» **YOUR INSTRUCTIONS**:
Everything from the line containing "Convert this document image to plain text." through the last line of the data below is to be retyped exactly, apart from the pictures.

Dataset items:
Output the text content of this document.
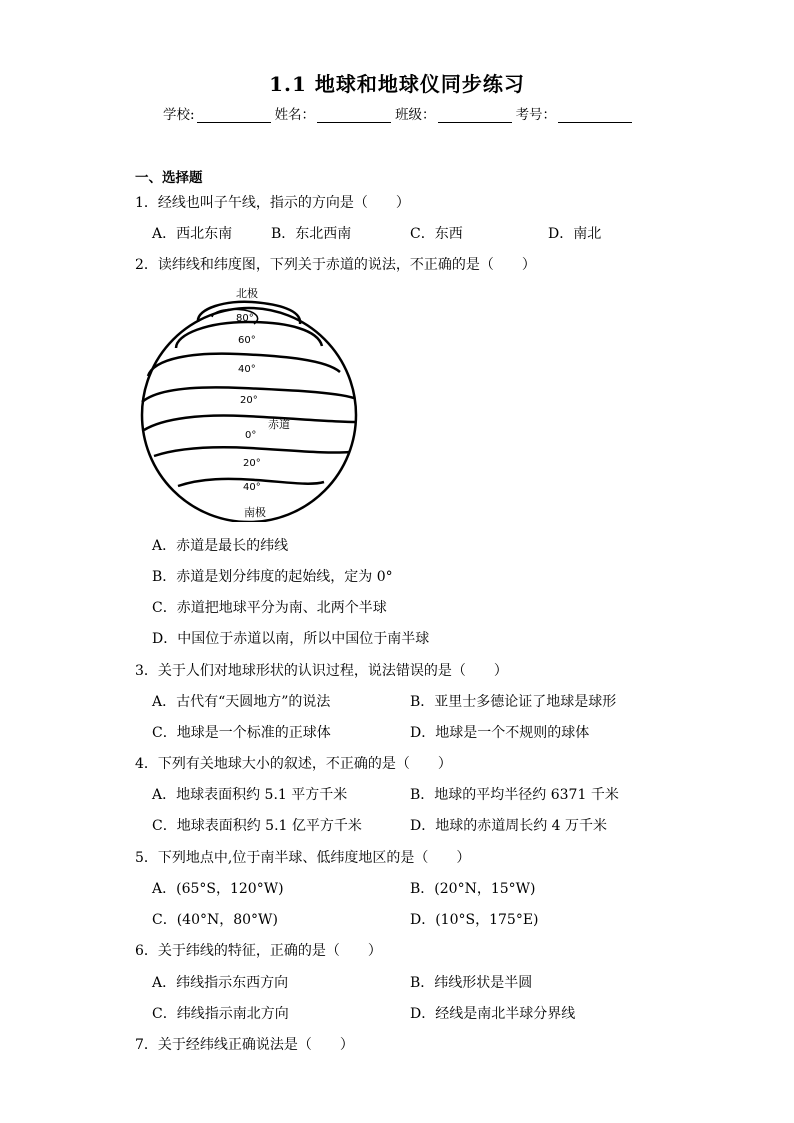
1.1 地球和地球仪同步练习
学校:	姓名：	班级：	考号：
一、选择题
1．经线也叫子午线，指示的方向是（　　）
A．西北东南	B．东北西南	C．东西	D．南北
2．读纬线和纬度图，下列关于赤道的说法，不正确的是（　　）
北极
80°
60°
40°
20°
赤道
0°
20°
40°
南极
A．赤道是最长的纬线
B．赤道是划分纬度的起始线，定为 0°
C．赤道把地球平分为南、北两个半球
D．中国位于赤道以南，所以中国位于南半球
3．关于人们对地球形状的认识过程，说法错误的是（　　）
A．古代有“天圆地方”的说法	B．亚里士多德论证了地球是球形
C．地球是一个标准的正球体	D．地球是一个不规则的球体
4．下列有关地球大小的叙述，不正确的是（　　）
A．地球表面积约 5.1 平方千米	B．地球的平均半径约 6371 千米
C．地球表面积约 5.1 亿平方千米	D．地球的赤道周长约 4 万千米
5．下列地点中,位于南半球、低纬度地区的是（　　）
A．(65°S，120°W)	B．(20°N，15°W)
C．(40°N，80°W)	D．(10°S，175°E)
6．关于纬线的特征，正确的是（　　）
A．纬线指示东西方向	B．纬线形状是半圆
C．纬线指示南北方向	D．经线是南北半球分界线
7．关于经纬线正确说法是（　　）
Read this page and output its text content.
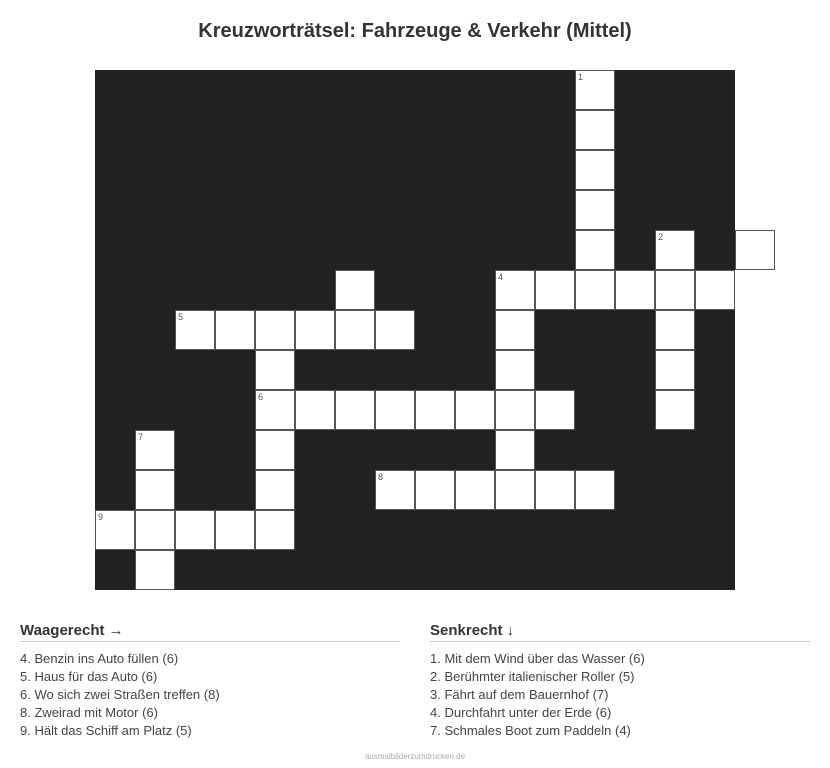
Kreuzworträtsel: Fahrzeuge & Verkehr (Mittel)
1
2
4
5
6
7
8
9
Waagerecht →
4. Benzin ins Auto füllen (6)
5. Haus für das Auto (6)
6. Wo sich zwei Straßen treffen (8)
8. Zweirad mit Motor (6)
9. Hält das Schiff am Platz (5)
Senkrecht ↓
1. Mit dem Wind über das Wasser (6)
2. Berühmter italienischer Roller (5)
3. Fährt auf dem Bauernhof (7)
4. Durchfahrt unter der Erde (6)
7. Schmales Boot zum Paddeln (4)
ausmalbilderzumdrucken.de
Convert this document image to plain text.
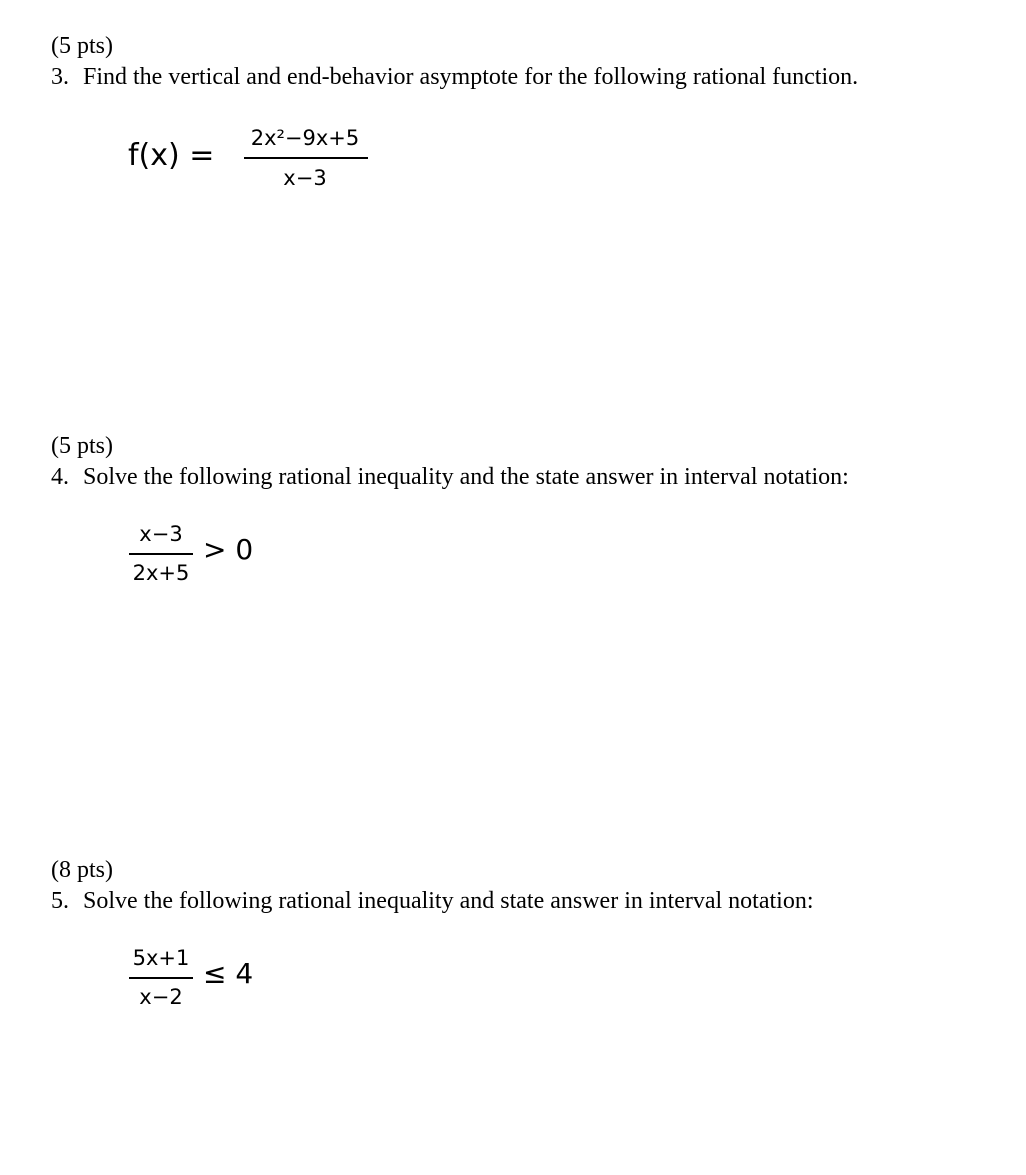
(5 pts)
3. Find the vertical and end-behavior asymptote for the following rational function.
f(x) =	2x²−9x+5
x−3
(5 pts)
4. Solve the following rational inequality and the state answer in interval notation:
x−3
2x+5
> 0
(8 pts)
5. Solve the following rational inequality and state answer in interval notation:
5x+1
x−2
≤ 4
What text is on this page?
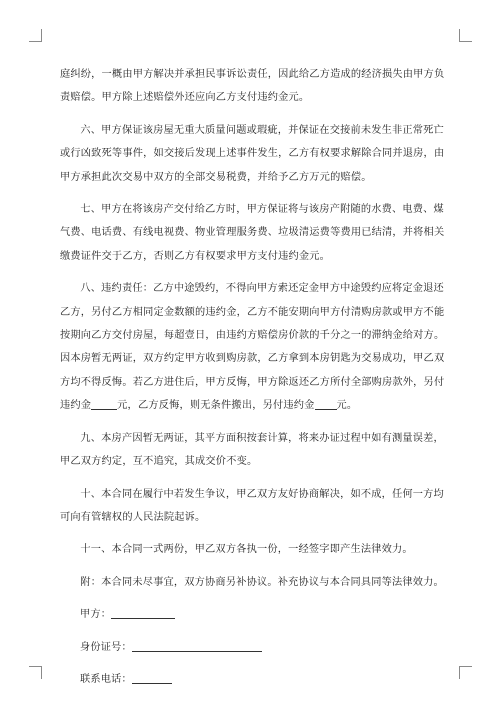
庭纠纷，一概由甲方解决并承担民事诉讼责任，因此给乙方造成的经济损失由甲方负
责赔偿。甲方除上述赔偿外还应向乙方支付违约金元。

六、甲方保证该房屋无重大质量问题或瑕疵，并保证在交接前未发生非正常死亡
或行凶致死等事件，如交接后发现上述事件发生，乙方有权要求解除合同并退房，由
甲方承担此次交易中双方的全部交易税费，并给予乙方万元的赔偿。

七、甲方在将该房产交付给乙方时，甲方保证将与该房产附随的水费、电费、煤
气费、电话费、有线电视费、物业管理服务费、垃圾清运费等费用已结清，并将相关
缴费证件交于乙方，否则乙方有权要求甲方支付违约金元。

八、违约责任：乙方中途毁约，不得向甲方索还定金甲方中途毁约应将定金退还
乙方，另付乙方相同定金数额的违约金，乙方不能安期向甲方付清购房款或甲方不能
按期向乙方交付房屋，每超壹日，由违约方赔偿房价款的千分之一的滞纳金给对方。
因本房暂无两证，双方约定甲方收到购房款，乙方拿到本房钥匙为交易成功，甲乙双
方均不得反悔。若乙方进住后，甲方反悔，甲方除返还乙方所付全部购房款外，另付
违约金	元，乙方反悔，则无条件搬出，另付违约金 元。

九、本房产因暂无两证，其平方面积按套计算，将来办证过程中如有测量误差，
甲乙双方约定，互不追究，其成交价不变。

十、本合同在履行中若发生争议，甲乙双方友好协商解决，如不成，任何一方均
可向有管辖权的人民法院起诉。

十一、本合同一式两份，甲乙双方各执一份，一经签字即产生法律效力。

附：本合同未尽事宜，双方协商另补协议。补充协议与本合同具同等法律效力。

甲方：
身份证号：
联系电话：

» **FULL SOLUTION**:
Convert this document image to plain text.
(5 pts)
3. Find the vertical and end-behavior asymptote for the following rational function.
f(x) =	2x²−9x+5
x−3
(5 pts)
4. Solve the following rational inequality and the state answer in interval notation:
x−3
2x+5
> 0
(8 pts)
5. Solve the following rational inequality and state answer in interval notation:
5x+1
x−2
≤ 4
What text is on this page?
庭纠纷，一概由甲方解决并承担民事诉讼责任，因此给乙方造成的经济损失由甲方负
责赔偿。甲方除上述赔偿外还应向乙方支付违约金元。

六、甲方保证该房屋无重大质量问题或瑕疵，并保证在交接前未发生非正常死亡
或行凶致死等事件，如交接后发现上述事件发生，乙方有权要求解除合同并退房，由
甲方承担此次交易中双方的全部交易税费，并给予乙方万元的赔偿。

七、甲方在将该房产交付给乙方时，甲方保证将与该房产附随的水费、电费、煤
气费、电话费、有线电视费、物业管理服务费、垃圾清运费等费用已结清，并将相关
缴费证件交于乙方，否则乙方有权要求甲方支付违约金元。

八、违约责任：乙方中途毁约，不得向甲方索还定金甲方中途毁约应将定金退还
乙方，另付乙方相同定金数额的违约金，乙方不能安期向甲方付清购房款或甲方不能
按期向乙方交付房屋，每超壹日，由违约方赔偿房价款的千分之一的滞纳金给对方。
因本房暂无两证，双方约定甲方收到购房款，乙方拿到本房钥匙为交易成功，甲乙双
方均不得反悔。若乙方进住后，甲方反悔，甲方除返还乙方所付全部购房款外，另付
违约金	元，乙方反悔，则无条件搬出，另付违约金 元。

九、本房产因暂无两证，其平方面积按套计算，将来办证过程中如有测量误差，
甲乙双方约定，互不追究，其成交价不变。

十、本合同在履行中若发生争议，甲乙双方友好协商解决，如不成，任何一方均
可向有管辖权的人民法院起诉。

十一、本合同一式两份，甲乙双方各执一份，一经签字即产生法律效力。

附：本合同未尽事宜，双方协商另补协议。补充协议与本合同具同等法律效力。

甲方：
身份证号：
联系电话：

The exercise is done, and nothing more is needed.